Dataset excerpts

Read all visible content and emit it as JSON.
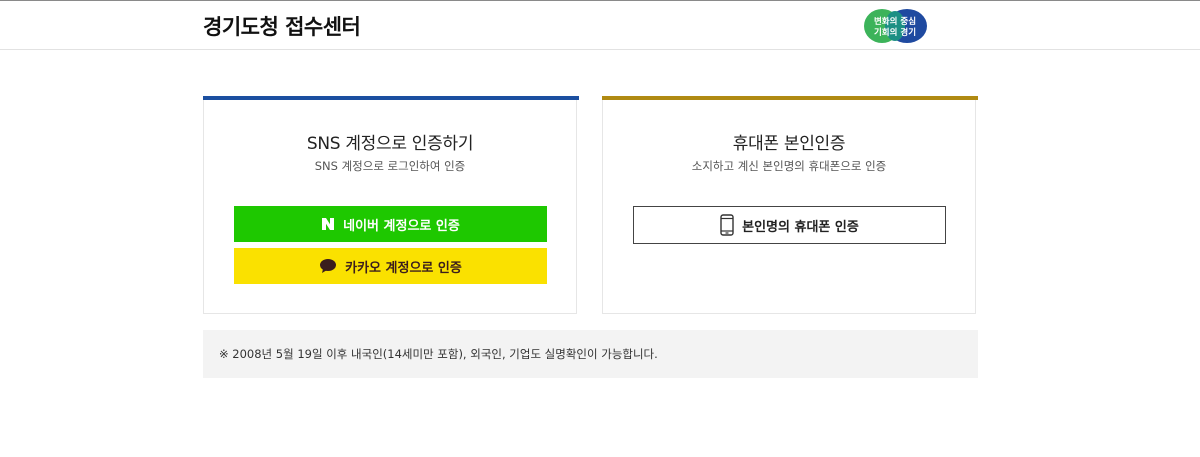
{
  "header": {
    "site_title": "경기도청 접수센터",
    "logo": {
      "line1": "변화의 중심",
      "line2": "기회의 경기",
      "colors": {
        "green": "#3cb35a",
        "blue": "#1f4aa0"
      }
    }
  },
  "cards": {
    "sns": {
      "accent": "#1b4fa0",
      "title": "SNS 계정으로 인증하기",
      "subtitle": "SNS 계정으로 로그인하여 인증",
      "naver_button": "네이버 계정으로 인증",
      "kakao_button": "카카오 계정으로 인증"
    },
    "phone": {
      "accent": "#b08a12",
      "title": "휴대폰 본인인증",
      "subtitle": "소지하고 계신 본인명의 휴대폰으로 인증",
      "phone_button": "본인명의 휴대폰 인증"
    }
  },
  "notice": {
    "text": "※ 2008년 5월 19일 이후 내국인(14세미만 포함), 외국인, 기업도 실명확인이 가능합니다."
  },
  "icons": {
    "naver": "naver-logo-icon",
    "kakao": "kakao-chat-icon",
    "phone": "mobile-phone-icon"
  }
}
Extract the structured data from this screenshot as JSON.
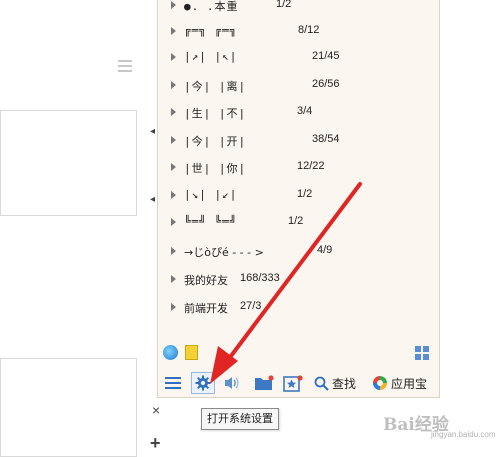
{
  "background_app": {
    "close_label": "×",
    "add_label": "+"
  },
  "friend_list": {
    "groups": [
      {
        "name": "●. .本重",
        "count": "1/2"
      },
      {
        "name": "╔═╗ ╔═╗",
        "count": "8/12"
      },
      {
        "name": "|↗|  |↖|",
        "count": "21/45"
      },
      {
        "name": "|今|  |离|",
        "count": "26/56"
      },
      {
        "name": "|生|  |不|",
        "count": "3/4"
      },
      {
        "name": "|今|  |开|",
        "count": "38/54"
      },
      {
        "name": "|世|  |你|",
        "count": "12/22"
      },
      {
        "name": "|↘|  |↙|",
        "count": "1/2"
      },
      {
        "name": "╚═╝ ╚═╝",
        "count": "1/2"
      },
      {
        "name": "→じòぴé - - -  >",
        "count": "4/9"
      },
      {
        "name": "我的好友",
        "count": "168/333"
      },
      {
        "name": "前端开发",
        "count": "27/3"
      }
    ]
  },
  "toolbar": {
    "search_label": "查找",
    "app_label": "应用宝"
  },
  "tooltip": {
    "text": "打开系统设置"
  },
  "watermark": {
    "text": "Bai经验",
    "sub": "jingyan.baidu.com"
  },
  "colors": {
    "panel_bg": "#fbf6ef",
    "accent_blue": "#2e6fc0",
    "annotation_red": "#e02525"
  }
}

Problem details: List the lines of the records where "text" occurs.

Worked solution:
    "text": "※ 2008년 5월 19일 이후 내국인(14세미만 포함), 외국인, 기업도 실명확인이 가능합니다."
    "text": "打开系统设置"
    "text": "Bai经验",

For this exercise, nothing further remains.